◆ **STATED GOAL**:
Check each statement against the mailing-list reply below. Answer yes or no for each one, and quote the words of the reply that decide it.
(a) The last patch is described as the one most likely to make a large change, particularly to hackbench.
(b) The cost accounting patch is reported to have produced large gains across the benchmarks.
(c) The writer is sure that the second issue causes the first.

◆ **PASSAGE GIVEN**:
Re: [RFC][PATCH 0/5] select_idle_sibling() wreckage

From: Mel Gorman
Date: Mon Jan 04 2021 - 10:41:43 EST


On Wed, Dec 23, 2020 at 02:23:41PM +0100, Vincent Guittot wrote:
> > Tests are still running on my side but early results shows perf
> > regression for hackbench
>
> Few more results before being off:
> On small embedded system, the problem seems to be mainly a matter of
> setting the right number of loops.
>
> On large smt system, The system on which I usually run my tests if
> off for now so i haven't been able to finalize tests yet but the
> problem might be that we don't loop all core anymore with this
> patchset compare to current algorithm
>

Tests ran over the holidays and are available at http://www.skynet.ie/~mel/postings/peterz-20210104/dashboard.html

I am thrawling through the data but by and large the two main
observations I've had so far are

1. The last patch seems the most problematic and the most likely to make
a large change, particularly to hackbench. For example;
http://www.skynet.ie/~mel/postings/peterz-20210104/scheduler-unbound/bing2/index.html#hackbench-thread-pipes

The idle cpu cutoff is reasonably effective even though it triggers a
lot of false positives meaning that it may be better to treat that in
isolation

2. The cost accounting one had variable impact. Generally it was small
gains and losses but tbench for low client counts is an exception as
low thread counts say variable impact. Some big losses although EPYC1
is a counter-example (toto in the dashboard)

The second issue might be responsible for the first issue, not sure.
However, it does not suprise me that properly accounting would have an
impact on the SMT depth search and likely needs tweaking.

--
Mel Gorman
SUSE Labs

◆ **INFORMATION SUPPLIED**:
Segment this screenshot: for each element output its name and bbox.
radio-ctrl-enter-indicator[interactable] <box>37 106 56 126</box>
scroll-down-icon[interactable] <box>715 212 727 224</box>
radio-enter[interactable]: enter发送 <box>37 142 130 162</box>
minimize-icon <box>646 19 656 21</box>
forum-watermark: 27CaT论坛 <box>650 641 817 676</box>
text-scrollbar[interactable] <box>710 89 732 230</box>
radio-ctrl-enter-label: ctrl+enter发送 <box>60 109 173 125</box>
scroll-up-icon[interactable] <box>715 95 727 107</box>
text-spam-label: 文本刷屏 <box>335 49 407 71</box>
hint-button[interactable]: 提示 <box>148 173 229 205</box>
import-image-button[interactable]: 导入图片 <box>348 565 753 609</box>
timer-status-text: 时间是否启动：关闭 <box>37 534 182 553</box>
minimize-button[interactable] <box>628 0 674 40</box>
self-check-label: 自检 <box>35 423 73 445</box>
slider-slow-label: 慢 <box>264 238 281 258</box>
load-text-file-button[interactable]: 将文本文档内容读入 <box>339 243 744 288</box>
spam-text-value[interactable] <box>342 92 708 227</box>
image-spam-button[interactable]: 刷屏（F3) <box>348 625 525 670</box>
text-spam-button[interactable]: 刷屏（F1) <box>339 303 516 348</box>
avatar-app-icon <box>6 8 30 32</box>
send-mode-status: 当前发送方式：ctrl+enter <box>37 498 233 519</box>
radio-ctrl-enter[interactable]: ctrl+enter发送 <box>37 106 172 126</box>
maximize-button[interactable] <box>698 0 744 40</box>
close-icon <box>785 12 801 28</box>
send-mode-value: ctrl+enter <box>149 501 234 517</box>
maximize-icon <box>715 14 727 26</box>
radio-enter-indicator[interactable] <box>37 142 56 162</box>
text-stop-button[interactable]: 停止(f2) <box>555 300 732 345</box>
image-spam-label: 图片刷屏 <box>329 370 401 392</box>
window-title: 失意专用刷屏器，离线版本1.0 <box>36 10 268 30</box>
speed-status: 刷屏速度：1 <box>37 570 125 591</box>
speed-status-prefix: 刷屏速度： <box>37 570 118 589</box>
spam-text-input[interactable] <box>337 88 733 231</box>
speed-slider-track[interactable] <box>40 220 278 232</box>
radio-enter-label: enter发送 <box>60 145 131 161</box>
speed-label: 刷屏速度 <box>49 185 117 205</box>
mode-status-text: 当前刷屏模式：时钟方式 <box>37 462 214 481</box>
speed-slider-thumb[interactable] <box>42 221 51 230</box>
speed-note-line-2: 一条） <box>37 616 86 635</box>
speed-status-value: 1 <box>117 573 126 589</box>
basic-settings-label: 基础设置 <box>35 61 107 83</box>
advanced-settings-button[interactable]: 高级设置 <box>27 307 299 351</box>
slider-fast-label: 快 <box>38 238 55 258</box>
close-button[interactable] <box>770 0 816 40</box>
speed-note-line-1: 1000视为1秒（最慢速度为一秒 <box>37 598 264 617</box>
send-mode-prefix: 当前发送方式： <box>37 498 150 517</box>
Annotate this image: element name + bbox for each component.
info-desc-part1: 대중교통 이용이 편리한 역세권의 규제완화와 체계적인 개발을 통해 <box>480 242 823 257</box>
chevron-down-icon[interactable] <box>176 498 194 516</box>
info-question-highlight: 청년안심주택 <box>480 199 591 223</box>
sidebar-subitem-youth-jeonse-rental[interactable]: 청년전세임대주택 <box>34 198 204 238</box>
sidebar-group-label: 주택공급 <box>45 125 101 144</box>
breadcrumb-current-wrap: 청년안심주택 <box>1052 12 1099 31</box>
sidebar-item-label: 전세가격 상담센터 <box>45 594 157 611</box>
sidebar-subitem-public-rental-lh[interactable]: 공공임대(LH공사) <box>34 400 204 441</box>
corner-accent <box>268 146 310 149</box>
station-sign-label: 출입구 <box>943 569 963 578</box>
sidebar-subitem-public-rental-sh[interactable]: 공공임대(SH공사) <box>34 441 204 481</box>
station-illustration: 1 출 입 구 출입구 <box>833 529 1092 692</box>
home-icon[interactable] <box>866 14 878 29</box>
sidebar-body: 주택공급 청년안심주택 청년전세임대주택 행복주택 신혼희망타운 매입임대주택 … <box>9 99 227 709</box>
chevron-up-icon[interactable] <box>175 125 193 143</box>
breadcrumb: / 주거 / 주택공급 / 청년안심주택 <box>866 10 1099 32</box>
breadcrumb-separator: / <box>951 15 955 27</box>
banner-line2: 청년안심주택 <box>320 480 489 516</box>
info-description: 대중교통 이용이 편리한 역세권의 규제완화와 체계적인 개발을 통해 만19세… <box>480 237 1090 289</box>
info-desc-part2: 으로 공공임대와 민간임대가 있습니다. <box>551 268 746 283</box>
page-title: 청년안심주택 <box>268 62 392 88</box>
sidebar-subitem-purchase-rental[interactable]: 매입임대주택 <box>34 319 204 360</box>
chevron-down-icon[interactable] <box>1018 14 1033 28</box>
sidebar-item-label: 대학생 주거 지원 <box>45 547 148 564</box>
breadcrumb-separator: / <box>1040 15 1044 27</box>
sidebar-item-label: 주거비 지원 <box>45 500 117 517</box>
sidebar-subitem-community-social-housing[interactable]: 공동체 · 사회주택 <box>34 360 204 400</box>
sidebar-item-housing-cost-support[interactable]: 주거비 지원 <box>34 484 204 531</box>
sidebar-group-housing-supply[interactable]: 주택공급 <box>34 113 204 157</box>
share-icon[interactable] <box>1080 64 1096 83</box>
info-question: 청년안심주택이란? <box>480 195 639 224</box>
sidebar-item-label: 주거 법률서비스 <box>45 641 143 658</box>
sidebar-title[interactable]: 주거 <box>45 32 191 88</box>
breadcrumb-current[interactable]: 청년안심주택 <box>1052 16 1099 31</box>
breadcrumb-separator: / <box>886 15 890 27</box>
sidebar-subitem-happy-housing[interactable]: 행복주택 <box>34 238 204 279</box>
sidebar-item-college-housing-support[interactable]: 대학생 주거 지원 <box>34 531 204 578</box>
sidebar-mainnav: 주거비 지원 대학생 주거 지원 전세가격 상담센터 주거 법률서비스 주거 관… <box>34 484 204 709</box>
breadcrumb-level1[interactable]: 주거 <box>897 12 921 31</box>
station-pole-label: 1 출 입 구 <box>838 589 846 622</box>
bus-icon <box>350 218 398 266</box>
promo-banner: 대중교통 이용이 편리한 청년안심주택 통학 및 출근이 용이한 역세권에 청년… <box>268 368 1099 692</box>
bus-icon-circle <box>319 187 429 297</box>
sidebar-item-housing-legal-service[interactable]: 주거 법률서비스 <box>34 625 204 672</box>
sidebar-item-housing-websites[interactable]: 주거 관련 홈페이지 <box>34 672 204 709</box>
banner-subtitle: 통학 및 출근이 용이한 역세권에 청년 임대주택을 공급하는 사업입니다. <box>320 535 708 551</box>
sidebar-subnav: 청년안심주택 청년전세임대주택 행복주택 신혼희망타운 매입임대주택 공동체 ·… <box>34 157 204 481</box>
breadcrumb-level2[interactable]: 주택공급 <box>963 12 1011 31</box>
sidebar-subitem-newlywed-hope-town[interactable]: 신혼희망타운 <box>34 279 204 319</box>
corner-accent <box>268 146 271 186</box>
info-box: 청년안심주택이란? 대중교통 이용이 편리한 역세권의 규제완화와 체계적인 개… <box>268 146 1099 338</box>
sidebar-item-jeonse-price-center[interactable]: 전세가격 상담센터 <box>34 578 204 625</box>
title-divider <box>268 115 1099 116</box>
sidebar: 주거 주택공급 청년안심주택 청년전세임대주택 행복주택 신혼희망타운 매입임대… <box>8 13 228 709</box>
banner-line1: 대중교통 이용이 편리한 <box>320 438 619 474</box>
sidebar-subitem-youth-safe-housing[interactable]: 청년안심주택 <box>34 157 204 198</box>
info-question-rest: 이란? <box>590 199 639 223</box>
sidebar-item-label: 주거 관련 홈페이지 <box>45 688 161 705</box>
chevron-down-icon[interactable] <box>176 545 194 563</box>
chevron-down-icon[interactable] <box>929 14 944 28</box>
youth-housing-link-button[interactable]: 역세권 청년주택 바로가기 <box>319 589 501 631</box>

◆ **SOLUTION TO THE EXERCISE**:
(a) Yes: "The last patch seems the most problematic and the most likely to make a large change, particularly to hackbench."
(b) No: "Generally it was small gains and losses"
(c) No: "The second issue might be responsible for the first issue, not sure."